_Set problem_
Your task is to give the data again, exactly, with every line intact.

# # # #

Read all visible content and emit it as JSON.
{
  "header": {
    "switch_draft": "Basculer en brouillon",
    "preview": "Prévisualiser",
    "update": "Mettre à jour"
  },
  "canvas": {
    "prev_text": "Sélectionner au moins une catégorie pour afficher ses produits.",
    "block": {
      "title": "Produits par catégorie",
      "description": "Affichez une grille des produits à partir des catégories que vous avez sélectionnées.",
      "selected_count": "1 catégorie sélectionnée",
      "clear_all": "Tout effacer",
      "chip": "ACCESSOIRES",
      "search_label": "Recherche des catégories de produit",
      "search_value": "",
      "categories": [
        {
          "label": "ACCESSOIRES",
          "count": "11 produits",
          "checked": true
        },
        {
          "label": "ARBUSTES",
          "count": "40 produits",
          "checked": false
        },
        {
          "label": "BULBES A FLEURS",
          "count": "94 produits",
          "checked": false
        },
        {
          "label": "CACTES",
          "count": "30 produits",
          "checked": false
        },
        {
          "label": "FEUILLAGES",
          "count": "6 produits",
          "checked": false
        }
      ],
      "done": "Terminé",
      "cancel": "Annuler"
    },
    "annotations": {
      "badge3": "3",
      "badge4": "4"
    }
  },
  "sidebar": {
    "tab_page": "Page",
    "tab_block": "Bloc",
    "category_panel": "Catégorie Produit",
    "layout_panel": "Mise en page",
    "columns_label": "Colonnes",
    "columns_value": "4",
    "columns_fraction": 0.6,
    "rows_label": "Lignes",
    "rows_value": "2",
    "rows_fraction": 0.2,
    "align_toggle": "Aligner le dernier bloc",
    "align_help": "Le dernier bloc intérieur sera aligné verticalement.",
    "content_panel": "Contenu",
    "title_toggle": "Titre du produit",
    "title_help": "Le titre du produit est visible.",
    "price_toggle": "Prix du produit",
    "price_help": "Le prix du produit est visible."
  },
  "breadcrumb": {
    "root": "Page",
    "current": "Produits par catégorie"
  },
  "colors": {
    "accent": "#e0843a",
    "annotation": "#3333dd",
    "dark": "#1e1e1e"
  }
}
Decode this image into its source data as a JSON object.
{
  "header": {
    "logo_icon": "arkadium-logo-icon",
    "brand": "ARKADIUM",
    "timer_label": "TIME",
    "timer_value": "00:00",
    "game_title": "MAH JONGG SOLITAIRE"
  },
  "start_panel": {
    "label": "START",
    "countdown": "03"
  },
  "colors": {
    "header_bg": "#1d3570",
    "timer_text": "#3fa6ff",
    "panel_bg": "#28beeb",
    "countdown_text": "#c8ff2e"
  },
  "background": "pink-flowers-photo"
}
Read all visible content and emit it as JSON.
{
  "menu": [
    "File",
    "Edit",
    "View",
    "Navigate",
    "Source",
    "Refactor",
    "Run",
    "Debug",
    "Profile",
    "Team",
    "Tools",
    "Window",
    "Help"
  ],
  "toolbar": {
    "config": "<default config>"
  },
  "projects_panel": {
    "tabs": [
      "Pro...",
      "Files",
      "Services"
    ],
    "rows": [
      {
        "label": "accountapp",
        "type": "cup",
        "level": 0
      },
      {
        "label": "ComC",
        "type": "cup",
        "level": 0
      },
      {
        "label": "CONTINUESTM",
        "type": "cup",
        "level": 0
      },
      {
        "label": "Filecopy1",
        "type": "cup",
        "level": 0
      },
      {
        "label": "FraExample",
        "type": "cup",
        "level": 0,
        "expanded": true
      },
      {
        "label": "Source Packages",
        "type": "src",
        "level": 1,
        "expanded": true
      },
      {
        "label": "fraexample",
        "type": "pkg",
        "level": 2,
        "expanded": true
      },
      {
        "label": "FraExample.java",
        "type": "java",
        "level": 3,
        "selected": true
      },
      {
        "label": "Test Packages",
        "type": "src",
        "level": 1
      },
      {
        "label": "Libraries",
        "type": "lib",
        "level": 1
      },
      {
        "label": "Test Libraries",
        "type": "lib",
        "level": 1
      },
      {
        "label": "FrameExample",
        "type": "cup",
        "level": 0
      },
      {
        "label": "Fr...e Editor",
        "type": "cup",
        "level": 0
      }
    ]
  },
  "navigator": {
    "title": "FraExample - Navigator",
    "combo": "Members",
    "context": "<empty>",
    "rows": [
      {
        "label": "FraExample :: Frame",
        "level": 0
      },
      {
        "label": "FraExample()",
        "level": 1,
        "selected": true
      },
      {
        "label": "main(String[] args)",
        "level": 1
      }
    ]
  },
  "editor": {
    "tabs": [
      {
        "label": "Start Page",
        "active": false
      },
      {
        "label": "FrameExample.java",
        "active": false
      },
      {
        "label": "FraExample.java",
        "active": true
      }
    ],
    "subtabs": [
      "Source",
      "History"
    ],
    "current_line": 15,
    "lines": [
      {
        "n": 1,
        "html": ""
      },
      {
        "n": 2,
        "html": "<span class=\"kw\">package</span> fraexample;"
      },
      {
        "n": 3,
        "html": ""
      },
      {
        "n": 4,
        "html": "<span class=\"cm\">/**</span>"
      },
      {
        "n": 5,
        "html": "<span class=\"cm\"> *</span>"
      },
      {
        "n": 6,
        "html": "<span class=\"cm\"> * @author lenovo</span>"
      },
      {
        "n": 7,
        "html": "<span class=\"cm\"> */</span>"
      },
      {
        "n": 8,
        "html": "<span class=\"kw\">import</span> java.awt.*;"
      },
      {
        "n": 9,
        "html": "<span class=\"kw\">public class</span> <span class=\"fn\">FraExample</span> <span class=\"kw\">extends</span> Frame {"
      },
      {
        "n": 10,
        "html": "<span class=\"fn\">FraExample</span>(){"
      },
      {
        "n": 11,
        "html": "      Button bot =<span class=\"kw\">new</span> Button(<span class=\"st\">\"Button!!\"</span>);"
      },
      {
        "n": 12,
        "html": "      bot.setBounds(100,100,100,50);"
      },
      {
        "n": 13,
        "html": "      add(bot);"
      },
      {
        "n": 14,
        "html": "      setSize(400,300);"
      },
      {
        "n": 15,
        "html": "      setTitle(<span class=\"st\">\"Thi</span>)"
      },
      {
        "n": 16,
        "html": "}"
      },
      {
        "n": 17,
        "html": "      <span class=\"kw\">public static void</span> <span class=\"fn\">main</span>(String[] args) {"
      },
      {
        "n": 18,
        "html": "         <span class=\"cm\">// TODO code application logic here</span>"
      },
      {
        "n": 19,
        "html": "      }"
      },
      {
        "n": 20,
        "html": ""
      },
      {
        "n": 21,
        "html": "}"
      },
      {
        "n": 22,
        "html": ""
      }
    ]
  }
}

# # # #

_Exercise output_
Read all visible content and emit it as JSON.
{
  "header": {
    "switch_draft": "Basculer en brouillon",
    "preview": "Prévisualiser",
    "update": "Mettre à jour"
  },
  "canvas": {
    "prev_text": "Sélectionner au moins une catégorie pour afficher ses produits.",
    "block": {
      "title": "Produits par catégorie",
      "description": "Affichez une grille des produits à partir des catégories que vous avez sélectionnées.",
      "selected_count": "1 catégorie sélectionnée",
      "clear_all": "Tout effacer",
      "chip": "ACCESSOIRES",
      "search_label": "Recherche des catégories de produit",
      "search_value": "",
      "categories": [
        {
          "label": "ACCESSOIRES",
          "count": "11 produits",
          "checked": true
        },
        {
          "label": "ARBUSTES",
          "count": "40 produits",
          "checked": false
        },
        {
          "label": "BULBES A FLEURS",
          "count": "94 produits",
          "checked": false
        },
        {
          "label": "CACTES",
          "count": "30 produits",
          "checked": false
        },
        {
          "label": "FEUILLAGES",
          "count": "6 produits",
          "checked": false
        }
      ],
      "done": "Terminé",
      "cancel": "Annuler"
    },
    "annotations": {
      "badge3": "3",
      "badge4": "4"
    }
  },
  "sidebar": {
    "tab_page": "Page",
    "tab_block": "Bloc",
    "category_panel": "Catégorie Produit",
    "layout_panel": "Mise en page",
    "columns_label": "Colonnes",
    "columns_value": "4",
    "columns_fraction": 0.6,
    "rows_label": "Lignes",
    "rows_value": "2",
    "rows_fraction": 0.2,
    "align_toggle": "Aligner le dernier bloc",
    "align_help": "Le dernier bloc intérieur sera aligné verticalement.",
    "content_panel": "Contenu",
    "title_toggle": "Titre du produit",
    "title_help": "Le titre du produit est visible.",
    "price_toggle": "Prix du produit",
    "price_help": "Le prix du produit est visible."
  },
  "breadcrumb": {
    "root": "Page",
    "current": "Produits par catégorie"
  },
  "colors": {
    "accent": "#e0843a",
    "annotation": "#3333dd",
    "dark": "#1e1e1e"
  }
}
Decode this image into its source data as a JSON object.
{
  "header": {
    "logo_icon": "arkadium-logo-icon",
    "brand": "ARKADIUM",
    "timer_label": "TIME",
    "timer_value": "00:00",
    "game_title": "MAH JONGG SOLITAIRE"
  },
  "start_panel": {
    "label": "START",
    "countdown": "03"
  },
  "colors": {
    "header_bg": "#1d3570",
    "timer_text": "#3fa6ff",
    "panel_bg": "#28beeb",
    "countdown_text": "#c8ff2e"
  },
  "background": "pink-flowers-photo"
}
Read all visible content and emit it as JSON.
{
  "menu": [
    "File",
    "Edit",
    "View",
    "Navigate",
    "Source",
    "Refactor",
    "Run",
    "Debug",
    "Profile",
    "Team",
    "Tools",
    "Window",
    "Help"
  ],
  "toolbar": {
    "config": "<default config>"
  },
  "projects_panel": {
    "tabs": [
      "Pro...",
      "Files",
      "Services"
    ],
    "rows": [
      {
        "label": "accountapp",
        "type": "cup",
        "level": 0
      },
      {
        "label": "ComC",
        "type": "cup",
        "level": 0
      },
      {
        "label": "CONTINUESTM",
        "type": "cup",
        "level": 0
      },
      {
        "label": "Filecopy1",
        "type": "cup",
        "level": 0
      },
      {
        "label": "FraExample",
        "type": "cup",
        "level": 0,
        "expanded": true
      },
      {
        "label": "Source Packages",
        "type": "src",
        "level": 1,
        "expanded": true
      },
      {
        "label": "fraexample",
        "type": "pkg",
        "level": 2,
        "expanded": true
      },
      {
        "label": "FraExample.java",
        "type": "java",
        "level": 3,
        "selected": true
      },
      {
        "label": "Test Packages",
        "type": "src",
        "level": 1
      },
      {
        "label": "Libraries",
        "type": "lib",
        "level": 1
      },
      {
        "label": "Test Libraries",
        "type": "lib",
        "level": 1
      },
      {
        "label": "FrameExample",
        "type": "cup",
        "level": 0
      },
      {
        "label": "Fr...e Editor",
        "type": "cup",
        "level": 0
      }
    ]
  },
  "navigator": {
    "title": "FraExample - Navigator",
    "combo": "Members",
    "context": "<empty>",
    "rows": [
      {
        "label": "FraExample :: Frame",
        "level": 0
      },
      {
        "label": "FraExample()",
        "level": 1,
        "selected": true
      },
      {
        "label": "main(String[] args)",
        "level": 1
      }
    ]
  },
  "editor": {
    "tabs": [
      {
        "label": "Start Page",
        "active": false
      },
      {
        "label": "FrameExample.java",
        "active": false
      },
      {
        "label": "FraExample.java",
        "active": true
      }
    ],
    "subtabs": [
      "Source",
      "History"
    ],
    "current_line": 15,
    "lines": [
      {
        "n": 1,
        "html": ""
      },
      {
        "n": 2,
        "html": "<span class=\"kw\">package</span> fraexample;"
      },
      {
        "n": 3,
        "html": ""
      },
      {
        "n": 4,
        "html": "<span class=\"cm\">/**</span>"
      },
      {
        "n": 5,
        "html": "<span class=\"cm\"> *</span>"
      },
      {
        "n": 6,
        "html": "<span class=\"cm\"> * @author lenovo</span>"
      },
      {
        "n": 7,
        "html": "<span class=\"cm\"> */</span>"
      },
      {
        "n": 8,
        "html": "<span class=\"kw\">import</span> java.awt.*;"
      },
      {
        "n": 9,
        "html": "<span class=\"kw\">public class</span> <span class=\"fn\">FraExample</span> <span class=\"kw\">extends</span> Frame {"
      },
      {
        "n": 10,
        "html": "<span class=\"fn\">FraExample</span>(){"
      },
      {
        "n": 11,
        "html": "      Button bot =<span class=\"kw\">new</span> Button(<span class=\"st\">\"Button!!\"</span>);"
      },
      {
        "n": 12,
        "html": "      bot.setBounds(100,100,100,50);"
      },
      {
        "n": 13,
        "html": "      add(bot);"
      },
      {
        "n": 14,
        "html": "      setSize(400,300);"
      },
      {
        "n": 15,
        "html": "      setTitle(<span class=\"st\">\"Thi</span>)"
      },
      {
        "n": 16,
        "html": "}"
      },
      {
        "n": 17,
        "html": "      <span class=\"kw\">public static void</span> <span class=\"fn\">main</span>(String[] args) {"
      },
      {
        "n": 18,
        "html": "         <span class=\"cm\">// TODO code application logic here</span>"
      },
      {
        "n": 19,
        "html": "      }"
      },
      {
        "n": 20,
        "html": ""
      },
      {
        "n": 21,
        "html": "}"
      },
      {
        "n": 22,
        "html": ""
      }
    ]
  }
}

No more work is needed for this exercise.